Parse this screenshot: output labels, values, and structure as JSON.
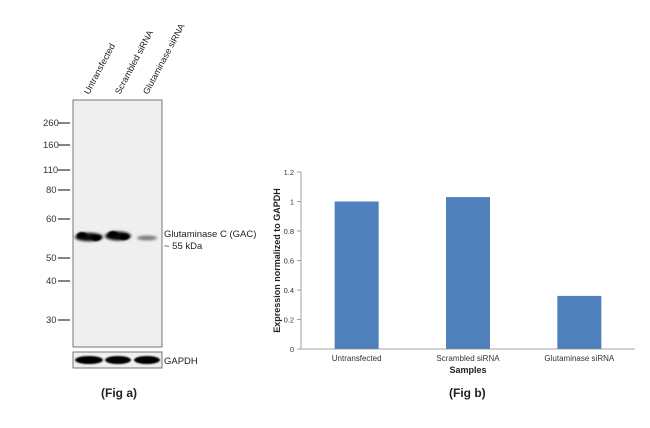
{
  "fig_a": {
    "lane_labels": [
      "Untransfected",
      "Scrambled siRNA",
      "Glutaminase siRNA"
    ],
    "markers": [
      "260",
      "160",
      "110",
      "80",
      "60",
      "50",
      "40",
      "30"
    ],
    "band_label_line1": "Glutaminase C (GAC)",
    "band_label_line2": "~ 55 kDa",
    "loading_control_label": "GAPDH",
    "caption": "(Fig a)"
  },
  "fig_b": {
    "caption": "(Fig b)"
  },
  "chart_data": {
    "type": "bar",
    "categories": [
      "Untransfected",
      "Scrambled siRNA",
      "Glutaminase siRNA"
    ],
    "values": [
      1.0,
      1.03,
      0.36
    ],
    "title": "",
    "xlabel": "Samples",
    "ylabel": "Expression  normalized to GAPDH",
    "ylim": [
      0,
      1.2
    ],
    "yticks": [
      "0",
      "0.2",
      "0.4",
      "0.6",
      "0.8",
      "1",
      "1.2"
    ],
    "bar_color": "#4f81bd",
    "grid": false,
    "legend": "none"
  }
}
* * * * * * *
■ Task to carry out:
Reproduce the records above exactly, leaving out every picture they contain.

■ Exercise response:
Parse this screenshot: output labels, values, and structure as JSON.
{
  "fig_a": {
    "lane_labels": [
      "Untransfected",
      "Scrambled siRNA",
      "Glutaminase siRNA"
    ],
    "markers": [
      "260",
      "160",
      "110",
      "80",
      "60",
      "50",
      "40",
      "30"
    ],
    "band_label_line1": "Glutaminase C (GAC)",
    "band_label_line2": "~ 55 kDa",
    "loading_control_label": "GAPDH",
    "caption": "(Fig a)"
  },
  "fig_b": {
    "caption": "(Fig b)"
  },
  "chart_data": {
    "type": "bar",
    "categories": [
      "Untransfected",
      "Scrambled siRNA",
      "Glutaminase siRNA"
    ],
    "values": [
      1.0,
      1.03,
      0.36
    ],
    "title": "",
    "xlabel": "Samples",
    "ylabel": "Expression  normalized to GAPDH",
    "ylim": [
      0,
      1.2
    ],
    "yticks": [
      "0",
      "0.2",
      "0.4",
      "0.6",
      "0.8",
      "1",
      "1.2"
    ],
    "bar_color": "#4f81bd",
    "grid": false,
    "legend": "none"
  }
}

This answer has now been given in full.